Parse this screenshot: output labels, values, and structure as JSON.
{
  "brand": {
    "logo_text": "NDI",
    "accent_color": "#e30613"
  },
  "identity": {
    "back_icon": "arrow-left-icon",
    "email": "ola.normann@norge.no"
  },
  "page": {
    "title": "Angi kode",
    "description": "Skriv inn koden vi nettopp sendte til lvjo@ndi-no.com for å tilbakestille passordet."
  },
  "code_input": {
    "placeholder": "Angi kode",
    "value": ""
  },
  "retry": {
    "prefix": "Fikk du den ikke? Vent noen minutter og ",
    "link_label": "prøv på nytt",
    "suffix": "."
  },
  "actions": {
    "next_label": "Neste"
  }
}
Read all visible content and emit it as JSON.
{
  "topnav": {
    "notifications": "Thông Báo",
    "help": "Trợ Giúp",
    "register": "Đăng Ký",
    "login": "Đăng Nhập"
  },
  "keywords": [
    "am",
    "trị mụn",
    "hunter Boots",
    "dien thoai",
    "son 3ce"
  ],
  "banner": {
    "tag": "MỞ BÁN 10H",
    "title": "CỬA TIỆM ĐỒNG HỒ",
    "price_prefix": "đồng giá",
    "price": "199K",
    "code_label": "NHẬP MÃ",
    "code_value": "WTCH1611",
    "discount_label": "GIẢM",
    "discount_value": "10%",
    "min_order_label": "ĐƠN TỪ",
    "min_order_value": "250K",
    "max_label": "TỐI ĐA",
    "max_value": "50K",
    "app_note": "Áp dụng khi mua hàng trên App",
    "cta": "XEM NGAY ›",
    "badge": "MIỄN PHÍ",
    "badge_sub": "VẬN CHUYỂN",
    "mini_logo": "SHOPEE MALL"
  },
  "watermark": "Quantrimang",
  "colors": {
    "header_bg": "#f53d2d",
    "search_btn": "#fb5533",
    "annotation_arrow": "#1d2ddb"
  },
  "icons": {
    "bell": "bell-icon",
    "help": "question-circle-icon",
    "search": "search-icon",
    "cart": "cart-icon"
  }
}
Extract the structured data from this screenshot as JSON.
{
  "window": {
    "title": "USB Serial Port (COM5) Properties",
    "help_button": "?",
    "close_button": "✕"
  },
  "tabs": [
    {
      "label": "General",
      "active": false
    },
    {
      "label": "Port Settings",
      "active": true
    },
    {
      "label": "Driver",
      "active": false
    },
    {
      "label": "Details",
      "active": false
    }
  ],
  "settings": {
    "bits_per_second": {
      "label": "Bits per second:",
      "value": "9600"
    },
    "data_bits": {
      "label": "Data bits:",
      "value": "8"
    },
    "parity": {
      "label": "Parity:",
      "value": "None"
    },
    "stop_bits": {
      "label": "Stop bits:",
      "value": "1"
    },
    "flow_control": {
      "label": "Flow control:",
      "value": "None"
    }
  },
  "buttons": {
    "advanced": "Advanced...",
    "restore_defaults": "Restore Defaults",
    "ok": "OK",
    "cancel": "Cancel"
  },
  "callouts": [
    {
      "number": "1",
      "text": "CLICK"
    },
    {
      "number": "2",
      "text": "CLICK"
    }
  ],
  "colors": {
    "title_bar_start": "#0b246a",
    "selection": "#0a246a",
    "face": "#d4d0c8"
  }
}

Written exercise: Which lines hold the word "Angi"? Return all of them from the records above.

Task answer:
    "title": "Angi kode",
    "placeholder": "Angi kode",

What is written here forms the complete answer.